— TASK DESCRIPTION —
Produce an exact copy of all the records.

— DATA FOR PROCESSING —
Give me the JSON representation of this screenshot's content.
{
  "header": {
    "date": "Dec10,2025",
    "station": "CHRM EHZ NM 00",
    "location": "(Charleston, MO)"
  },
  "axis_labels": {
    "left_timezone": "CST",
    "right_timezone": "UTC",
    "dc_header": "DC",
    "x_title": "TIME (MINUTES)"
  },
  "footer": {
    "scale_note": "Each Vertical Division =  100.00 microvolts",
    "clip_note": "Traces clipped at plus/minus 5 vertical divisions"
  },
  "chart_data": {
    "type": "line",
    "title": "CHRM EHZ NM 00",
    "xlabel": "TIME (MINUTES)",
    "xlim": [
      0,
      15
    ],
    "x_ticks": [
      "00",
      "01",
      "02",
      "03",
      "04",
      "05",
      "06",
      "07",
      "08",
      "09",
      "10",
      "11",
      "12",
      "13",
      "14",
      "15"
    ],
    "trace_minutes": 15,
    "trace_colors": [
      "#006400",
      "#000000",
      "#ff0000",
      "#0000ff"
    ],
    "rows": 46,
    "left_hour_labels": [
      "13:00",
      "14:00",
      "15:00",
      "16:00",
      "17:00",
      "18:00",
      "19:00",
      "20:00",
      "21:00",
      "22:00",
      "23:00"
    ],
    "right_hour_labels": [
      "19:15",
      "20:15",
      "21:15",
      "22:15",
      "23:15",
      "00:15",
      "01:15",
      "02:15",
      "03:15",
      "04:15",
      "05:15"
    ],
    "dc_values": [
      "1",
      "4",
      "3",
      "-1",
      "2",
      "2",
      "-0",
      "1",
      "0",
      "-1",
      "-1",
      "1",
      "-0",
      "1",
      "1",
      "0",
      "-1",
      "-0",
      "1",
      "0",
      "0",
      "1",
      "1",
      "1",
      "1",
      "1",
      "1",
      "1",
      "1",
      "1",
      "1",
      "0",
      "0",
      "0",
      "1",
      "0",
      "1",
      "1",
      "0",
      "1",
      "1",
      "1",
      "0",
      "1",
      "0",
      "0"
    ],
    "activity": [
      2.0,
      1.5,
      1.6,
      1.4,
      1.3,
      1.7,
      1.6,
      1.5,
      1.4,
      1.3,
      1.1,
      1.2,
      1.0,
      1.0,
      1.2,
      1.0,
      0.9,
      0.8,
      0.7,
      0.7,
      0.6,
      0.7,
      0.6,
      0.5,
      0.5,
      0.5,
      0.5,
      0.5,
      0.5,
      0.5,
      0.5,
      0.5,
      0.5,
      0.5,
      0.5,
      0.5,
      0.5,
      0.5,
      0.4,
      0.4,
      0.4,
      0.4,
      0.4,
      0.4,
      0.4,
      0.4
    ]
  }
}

— THE OUTPUT —
Give me the JSON representation of this screenshot's content.
{
  "header": {
    "date": "Dec10,2025",
    "station": "CHRM EHZ NM 00",
    "location": "(Charleston, MO)"
  },
  "axis_labels": {
    "left_timezone": "CST",
    "right_timezone": "UTC",
    "dc_header": "DC",
    "x_title": "TIME (MINUTES)"
  },
  "footer": {
    "scale_note": "Each Vertical Division =  100.00 microvolts",
    "clip_note": "Traces clipped at plus/minus 5 vertical divisions"
  },
  "chart_data": {
    "type": "line",
    "title": "CHRM EHZ NM 00",
    "xlabel": "TIME (MINUTES)",
    "xlim": [
      0,
      15
    ],
    "x_ticks": [
      "00",
      "01",
      "02",
      "03",
      "04",
      "05",
      "06",
      "07",
      "08",
      "09",
      "10",
      "11",
      "12",
      "13",
      "14",
      "15"
    ],
    "trace_minutes": 15,
    "trace_colors": [
      "#006400",
      "#000000",
      "#ff0000",
      "#0000ff"
    ],
    "rows": 46,
    "left_hour_labels": [
      "13:00",
      "14:00",
      "15:00",
      "16:00",
      "17:00",
      "18:00",
      "19:00",
      "20:00",
      "21:00",
      "22:00",
      "23:00"
    ],
    "right_hour_labels": [
      "19:15",
      "20:15",
      "21:15",
      "22:15",
      "23:15",
      "00:15",
      "01:15",
      "02:15",
      "03:15",
      "04:15",
      "05:15"
    ],
    "dc_values": [
      "1",
      "4",
      "3",
      "-1",
      "2",
      "2",
      "-0",
      "1",
      "0",
      "-1",
      "-1",
      "1",
      "-0",
      "1",
      "1",
      "0",
      "-1",
      "-0",
      "1",
      "0",
      "0",
      "1",
      "1",
      "1",
      "1",
      "1",
      "1",
      "1",
      "1",
      "1",
      "1",
      "0",
      "0",
      "0",
      "1",
      "0",
      "1",
      "1",
      "0",
      "1",
      "1",
      "1",
      "0",
      "1",
      "0",
      "0"
    ],
    "activity": [
      2.0,
      1.5,
      1.6,
      1.4,
      1.3,
      1.7,
      1.6,
      1.5,
      1.4,
      1.3,
      1.1,
      1.2,
      1.0,
      1.0,
      1.2,
      1.0,
      0.9,
      0.8,
      0.7,
      0.7,
      0.6,
      0.7,
      0.6,
      0.5,
      0.5,
      0.5,
      0.5,
      0.5,
      0.5,
      0.5,
      0.5,
      0.5,
      0.5,
      0.5,
      0.5,
      0.5,
      0.5,
      0.5,
      0.4,
      0.4,
      0.4,
      0.4,
      0.4,
      0.4,
      0.4,
      0.4
    ]
  }
}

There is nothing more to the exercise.